Text section.

If you read one thing today . . .

Give Rep. Michelle Bachman (R-Minn.) some credit: She put her money where her mouth was in not requesting any earmarks during this last Congress. The rest of her Tea Party Caucus? Not so much. Reid Wilson in the National Journal’s Hotline On Call blog says that members of the Tea Party Caucus requested more than $1 billion in earmarks during the 2010 fiscal year. Hotline’s review of records compiled by Citizens Against Government Waste found that the “52 members of the caucus, which pledges to cut spending and reduce the size of government, requested a total of 764 earmarks valued at $1,049,783,150.” Rep. Denny Rehberg (R-Mont.) is the earmark king, having requested funding either solely or as a co-sponsor for 88 projects at a cost of $100.5 million. Rehberg’s response to the Hotline piece succeeds in completely avoiding the subject of his earmark addiction.

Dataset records
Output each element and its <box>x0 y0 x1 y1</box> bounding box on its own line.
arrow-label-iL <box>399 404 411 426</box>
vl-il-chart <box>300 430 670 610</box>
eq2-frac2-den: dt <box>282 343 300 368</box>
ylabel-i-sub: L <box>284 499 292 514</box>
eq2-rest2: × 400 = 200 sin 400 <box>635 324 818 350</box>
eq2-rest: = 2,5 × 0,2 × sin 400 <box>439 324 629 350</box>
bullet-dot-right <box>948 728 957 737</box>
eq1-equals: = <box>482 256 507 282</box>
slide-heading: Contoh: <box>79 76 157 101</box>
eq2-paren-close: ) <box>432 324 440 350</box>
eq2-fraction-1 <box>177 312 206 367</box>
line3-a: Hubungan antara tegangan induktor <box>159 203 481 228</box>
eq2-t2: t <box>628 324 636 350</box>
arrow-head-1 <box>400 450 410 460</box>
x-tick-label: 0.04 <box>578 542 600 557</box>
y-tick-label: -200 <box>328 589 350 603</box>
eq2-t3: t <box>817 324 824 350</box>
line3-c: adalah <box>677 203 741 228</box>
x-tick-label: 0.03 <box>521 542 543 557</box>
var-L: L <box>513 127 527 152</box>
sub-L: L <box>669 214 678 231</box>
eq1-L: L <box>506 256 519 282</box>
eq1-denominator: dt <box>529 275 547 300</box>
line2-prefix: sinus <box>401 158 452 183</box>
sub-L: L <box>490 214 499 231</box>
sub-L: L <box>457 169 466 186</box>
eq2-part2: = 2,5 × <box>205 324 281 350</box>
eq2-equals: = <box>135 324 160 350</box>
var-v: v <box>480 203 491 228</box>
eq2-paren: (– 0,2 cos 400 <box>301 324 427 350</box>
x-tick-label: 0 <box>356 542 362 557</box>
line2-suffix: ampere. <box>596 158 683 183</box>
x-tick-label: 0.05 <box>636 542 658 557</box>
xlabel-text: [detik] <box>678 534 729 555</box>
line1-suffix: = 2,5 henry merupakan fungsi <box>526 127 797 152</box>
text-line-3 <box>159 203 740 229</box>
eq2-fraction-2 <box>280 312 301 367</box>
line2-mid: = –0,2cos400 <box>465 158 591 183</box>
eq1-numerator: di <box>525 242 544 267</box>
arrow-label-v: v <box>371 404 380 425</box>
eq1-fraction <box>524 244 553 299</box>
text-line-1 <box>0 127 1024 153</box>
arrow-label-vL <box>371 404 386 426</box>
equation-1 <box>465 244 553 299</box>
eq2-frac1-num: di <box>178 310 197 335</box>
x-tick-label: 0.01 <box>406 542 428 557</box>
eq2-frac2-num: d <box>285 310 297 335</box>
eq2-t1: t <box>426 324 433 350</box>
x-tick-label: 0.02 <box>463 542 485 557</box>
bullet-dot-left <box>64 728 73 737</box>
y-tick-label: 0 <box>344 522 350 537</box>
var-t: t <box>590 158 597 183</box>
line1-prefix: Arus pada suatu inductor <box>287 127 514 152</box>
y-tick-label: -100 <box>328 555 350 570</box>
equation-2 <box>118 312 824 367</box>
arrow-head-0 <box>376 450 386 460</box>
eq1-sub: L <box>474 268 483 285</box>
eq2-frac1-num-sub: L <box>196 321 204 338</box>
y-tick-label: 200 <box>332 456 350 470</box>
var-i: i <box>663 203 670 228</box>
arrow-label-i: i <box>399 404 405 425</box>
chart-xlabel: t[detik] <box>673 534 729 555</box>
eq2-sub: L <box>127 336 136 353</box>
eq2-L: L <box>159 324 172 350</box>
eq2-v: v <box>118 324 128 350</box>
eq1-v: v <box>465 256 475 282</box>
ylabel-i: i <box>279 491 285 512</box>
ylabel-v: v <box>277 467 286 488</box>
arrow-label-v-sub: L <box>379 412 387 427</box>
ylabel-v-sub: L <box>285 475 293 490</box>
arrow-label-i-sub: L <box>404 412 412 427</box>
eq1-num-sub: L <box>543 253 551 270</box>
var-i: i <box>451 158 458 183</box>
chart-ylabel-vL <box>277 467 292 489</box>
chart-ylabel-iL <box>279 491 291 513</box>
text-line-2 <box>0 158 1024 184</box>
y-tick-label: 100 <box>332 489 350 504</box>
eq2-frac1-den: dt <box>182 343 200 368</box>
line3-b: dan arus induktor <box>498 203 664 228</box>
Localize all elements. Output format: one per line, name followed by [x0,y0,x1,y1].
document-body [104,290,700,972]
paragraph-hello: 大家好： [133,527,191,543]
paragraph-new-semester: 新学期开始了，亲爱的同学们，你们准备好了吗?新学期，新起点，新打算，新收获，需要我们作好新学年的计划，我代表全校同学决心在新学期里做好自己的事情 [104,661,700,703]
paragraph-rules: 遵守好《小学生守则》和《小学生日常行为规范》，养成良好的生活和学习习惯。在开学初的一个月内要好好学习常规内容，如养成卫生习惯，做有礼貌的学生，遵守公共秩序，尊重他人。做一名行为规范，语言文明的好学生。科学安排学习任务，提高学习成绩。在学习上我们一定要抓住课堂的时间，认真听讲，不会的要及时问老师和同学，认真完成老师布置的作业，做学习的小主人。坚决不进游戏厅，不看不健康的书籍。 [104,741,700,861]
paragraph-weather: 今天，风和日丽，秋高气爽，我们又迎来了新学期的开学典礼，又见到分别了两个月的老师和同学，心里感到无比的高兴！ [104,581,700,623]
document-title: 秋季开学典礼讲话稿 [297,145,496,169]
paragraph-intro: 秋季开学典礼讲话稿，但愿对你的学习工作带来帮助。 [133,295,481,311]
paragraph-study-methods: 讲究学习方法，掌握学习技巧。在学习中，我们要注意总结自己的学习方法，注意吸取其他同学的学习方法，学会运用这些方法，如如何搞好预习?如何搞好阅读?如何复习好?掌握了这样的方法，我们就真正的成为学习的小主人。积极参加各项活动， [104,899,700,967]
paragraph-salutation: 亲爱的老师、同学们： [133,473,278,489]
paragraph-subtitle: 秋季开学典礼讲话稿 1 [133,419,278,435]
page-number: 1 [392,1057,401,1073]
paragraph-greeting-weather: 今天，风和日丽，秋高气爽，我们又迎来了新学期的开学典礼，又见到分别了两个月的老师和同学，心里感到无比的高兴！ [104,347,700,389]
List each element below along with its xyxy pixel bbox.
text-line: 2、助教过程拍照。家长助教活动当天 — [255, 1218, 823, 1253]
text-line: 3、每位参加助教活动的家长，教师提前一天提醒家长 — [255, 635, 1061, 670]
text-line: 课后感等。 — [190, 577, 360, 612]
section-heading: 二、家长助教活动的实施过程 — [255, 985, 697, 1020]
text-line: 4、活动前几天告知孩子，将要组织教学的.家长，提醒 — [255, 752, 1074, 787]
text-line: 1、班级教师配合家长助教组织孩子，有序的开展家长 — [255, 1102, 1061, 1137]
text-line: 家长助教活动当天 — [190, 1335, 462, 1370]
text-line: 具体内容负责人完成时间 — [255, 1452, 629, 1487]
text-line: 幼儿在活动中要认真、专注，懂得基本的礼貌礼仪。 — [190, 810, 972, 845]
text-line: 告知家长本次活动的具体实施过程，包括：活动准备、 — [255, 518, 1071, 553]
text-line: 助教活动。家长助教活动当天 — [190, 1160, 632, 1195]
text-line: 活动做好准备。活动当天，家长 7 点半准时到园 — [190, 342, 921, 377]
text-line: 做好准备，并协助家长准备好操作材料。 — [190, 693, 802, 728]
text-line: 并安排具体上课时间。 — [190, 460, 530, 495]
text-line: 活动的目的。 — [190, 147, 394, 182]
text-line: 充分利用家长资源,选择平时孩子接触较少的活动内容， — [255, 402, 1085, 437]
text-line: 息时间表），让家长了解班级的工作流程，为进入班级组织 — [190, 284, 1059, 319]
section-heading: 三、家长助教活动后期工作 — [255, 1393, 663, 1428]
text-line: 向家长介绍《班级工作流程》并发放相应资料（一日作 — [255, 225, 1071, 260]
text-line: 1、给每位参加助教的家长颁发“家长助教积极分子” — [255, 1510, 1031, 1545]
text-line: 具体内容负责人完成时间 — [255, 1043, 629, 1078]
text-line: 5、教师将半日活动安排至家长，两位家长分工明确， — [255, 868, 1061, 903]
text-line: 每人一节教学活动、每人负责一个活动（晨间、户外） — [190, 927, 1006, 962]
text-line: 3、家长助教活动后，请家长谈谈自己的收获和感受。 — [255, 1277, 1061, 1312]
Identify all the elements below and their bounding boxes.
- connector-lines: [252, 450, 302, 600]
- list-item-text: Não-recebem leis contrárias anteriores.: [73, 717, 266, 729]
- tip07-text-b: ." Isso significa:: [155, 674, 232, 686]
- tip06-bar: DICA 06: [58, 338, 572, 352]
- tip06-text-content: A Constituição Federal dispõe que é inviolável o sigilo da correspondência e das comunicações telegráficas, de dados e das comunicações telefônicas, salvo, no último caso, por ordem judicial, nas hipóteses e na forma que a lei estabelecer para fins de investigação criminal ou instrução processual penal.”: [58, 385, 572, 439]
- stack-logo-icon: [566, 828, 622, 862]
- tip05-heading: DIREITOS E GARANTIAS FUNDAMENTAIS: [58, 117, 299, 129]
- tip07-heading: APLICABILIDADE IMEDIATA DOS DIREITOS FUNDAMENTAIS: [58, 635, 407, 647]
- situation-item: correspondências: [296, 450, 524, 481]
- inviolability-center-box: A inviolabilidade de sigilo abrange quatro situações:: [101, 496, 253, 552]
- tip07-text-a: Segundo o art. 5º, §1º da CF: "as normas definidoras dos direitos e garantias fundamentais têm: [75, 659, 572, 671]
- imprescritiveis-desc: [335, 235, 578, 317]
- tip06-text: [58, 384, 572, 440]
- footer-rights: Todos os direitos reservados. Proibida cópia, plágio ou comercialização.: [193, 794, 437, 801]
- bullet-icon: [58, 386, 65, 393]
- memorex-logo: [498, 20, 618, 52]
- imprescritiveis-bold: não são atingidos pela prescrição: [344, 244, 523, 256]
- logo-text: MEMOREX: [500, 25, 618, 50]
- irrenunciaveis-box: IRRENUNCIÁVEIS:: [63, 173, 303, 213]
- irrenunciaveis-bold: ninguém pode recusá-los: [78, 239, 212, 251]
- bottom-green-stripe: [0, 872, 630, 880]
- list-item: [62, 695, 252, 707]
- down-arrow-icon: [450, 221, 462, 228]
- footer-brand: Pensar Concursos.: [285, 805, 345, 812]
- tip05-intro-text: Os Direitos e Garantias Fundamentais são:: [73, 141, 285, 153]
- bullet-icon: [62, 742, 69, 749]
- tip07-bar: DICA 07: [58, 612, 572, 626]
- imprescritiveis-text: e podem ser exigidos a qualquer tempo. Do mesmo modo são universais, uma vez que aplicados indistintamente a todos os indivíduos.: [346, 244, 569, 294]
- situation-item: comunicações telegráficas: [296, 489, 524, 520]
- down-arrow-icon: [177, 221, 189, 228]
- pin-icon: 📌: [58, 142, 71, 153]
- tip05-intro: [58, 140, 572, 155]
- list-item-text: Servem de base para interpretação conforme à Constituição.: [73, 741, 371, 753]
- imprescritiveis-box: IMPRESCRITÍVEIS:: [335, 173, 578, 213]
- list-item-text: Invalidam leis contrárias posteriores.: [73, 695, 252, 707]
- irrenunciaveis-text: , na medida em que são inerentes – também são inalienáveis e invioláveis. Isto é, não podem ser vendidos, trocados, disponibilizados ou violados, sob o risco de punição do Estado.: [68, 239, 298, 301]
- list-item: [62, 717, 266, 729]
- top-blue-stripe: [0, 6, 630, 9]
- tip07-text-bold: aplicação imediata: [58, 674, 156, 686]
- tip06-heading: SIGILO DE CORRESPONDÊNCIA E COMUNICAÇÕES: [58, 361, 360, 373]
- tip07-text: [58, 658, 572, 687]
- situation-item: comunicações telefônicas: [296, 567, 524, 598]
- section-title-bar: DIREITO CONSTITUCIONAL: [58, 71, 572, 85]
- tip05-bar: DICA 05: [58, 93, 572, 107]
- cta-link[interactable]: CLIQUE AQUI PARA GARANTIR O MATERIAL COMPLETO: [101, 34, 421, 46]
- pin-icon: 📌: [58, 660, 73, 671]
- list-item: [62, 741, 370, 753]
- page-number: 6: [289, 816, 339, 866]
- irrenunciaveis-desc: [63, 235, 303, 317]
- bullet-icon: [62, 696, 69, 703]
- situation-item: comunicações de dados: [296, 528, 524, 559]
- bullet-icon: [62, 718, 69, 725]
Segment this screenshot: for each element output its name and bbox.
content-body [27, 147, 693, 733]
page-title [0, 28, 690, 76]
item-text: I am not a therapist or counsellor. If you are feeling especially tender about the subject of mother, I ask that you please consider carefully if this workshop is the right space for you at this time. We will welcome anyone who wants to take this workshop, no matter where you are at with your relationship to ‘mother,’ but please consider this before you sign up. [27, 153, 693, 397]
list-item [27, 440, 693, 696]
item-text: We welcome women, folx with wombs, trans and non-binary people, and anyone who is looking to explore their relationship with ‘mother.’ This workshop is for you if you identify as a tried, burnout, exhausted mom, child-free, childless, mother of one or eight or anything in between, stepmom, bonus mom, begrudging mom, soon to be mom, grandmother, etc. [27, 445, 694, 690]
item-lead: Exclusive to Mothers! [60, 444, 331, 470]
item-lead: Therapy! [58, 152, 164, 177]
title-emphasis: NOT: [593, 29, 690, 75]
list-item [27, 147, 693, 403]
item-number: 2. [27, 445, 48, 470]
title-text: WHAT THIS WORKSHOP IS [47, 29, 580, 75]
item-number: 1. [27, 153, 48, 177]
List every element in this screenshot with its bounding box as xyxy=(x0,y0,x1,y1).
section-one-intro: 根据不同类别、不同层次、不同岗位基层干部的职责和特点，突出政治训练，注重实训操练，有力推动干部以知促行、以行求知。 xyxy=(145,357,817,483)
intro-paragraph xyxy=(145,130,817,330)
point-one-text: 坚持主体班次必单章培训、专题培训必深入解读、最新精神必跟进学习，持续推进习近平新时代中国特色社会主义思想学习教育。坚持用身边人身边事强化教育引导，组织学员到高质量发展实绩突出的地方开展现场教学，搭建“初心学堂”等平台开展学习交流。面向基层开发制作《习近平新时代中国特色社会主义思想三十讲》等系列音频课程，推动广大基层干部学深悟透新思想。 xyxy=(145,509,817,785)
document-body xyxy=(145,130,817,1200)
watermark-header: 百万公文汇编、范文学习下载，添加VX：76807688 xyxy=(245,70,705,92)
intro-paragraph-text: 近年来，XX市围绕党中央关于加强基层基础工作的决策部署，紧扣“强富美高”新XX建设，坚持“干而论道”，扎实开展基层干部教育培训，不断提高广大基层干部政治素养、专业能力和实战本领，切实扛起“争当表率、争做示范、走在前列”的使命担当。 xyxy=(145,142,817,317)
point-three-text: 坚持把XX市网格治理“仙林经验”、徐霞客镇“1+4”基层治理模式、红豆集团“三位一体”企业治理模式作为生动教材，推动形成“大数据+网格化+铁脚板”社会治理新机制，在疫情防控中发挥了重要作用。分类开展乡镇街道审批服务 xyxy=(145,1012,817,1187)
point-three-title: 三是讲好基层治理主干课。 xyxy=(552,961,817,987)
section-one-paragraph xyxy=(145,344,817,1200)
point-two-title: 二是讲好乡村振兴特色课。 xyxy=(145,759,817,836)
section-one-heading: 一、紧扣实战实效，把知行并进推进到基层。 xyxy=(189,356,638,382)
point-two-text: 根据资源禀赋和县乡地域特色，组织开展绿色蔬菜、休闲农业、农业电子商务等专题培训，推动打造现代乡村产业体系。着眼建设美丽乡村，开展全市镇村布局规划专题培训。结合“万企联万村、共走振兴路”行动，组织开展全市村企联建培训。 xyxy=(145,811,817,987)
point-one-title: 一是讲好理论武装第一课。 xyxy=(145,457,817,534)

Work item A. List every dollar amount given in the text on Tea Party Caucus earmarks.
Work item B. In the text on Tea Party Caucus earmarks, how many projects did Rep. Denny Rehberg request funding for?
Work item C. From the text on Tea Party Caucus earmarks, reproduce the passage from "Give Rep. Michelle" to "his earmark addiction.".

Written solution A. $1 billion; $1,049,783,150; $100.5 million

Written solution B. 88 projects

Written solution C.
Give Rep. Michelle Bachman (R-Minn.) some credit: She put her money where her mouth was in not requesting any earmarks during this last Congress. The rest of her Tea Party Caucus? Not so much. Reid Wilson in the National Journal’s Hotline On Call blog says that members of the Tea Party Caucus requested more than $1 billion in earmarks during the 2010 fiscal year. Hotline’s review of records compiled by Citizens Against Government Waste found that the “52 members of the caucus, which pledges to cut spending and reduce the size of government, requested a total of 764 earmarks valued at $1,049,783,150.” Rep. Denny Rehberg (R-Mont.) is the earmark king, having requested funding either solely or as a co-sponsor for 88 projects at a cost of $100.5 million. Rehberg’s response to the Hotline piece succeeds in completely avoiding the subject of his earmark addiction.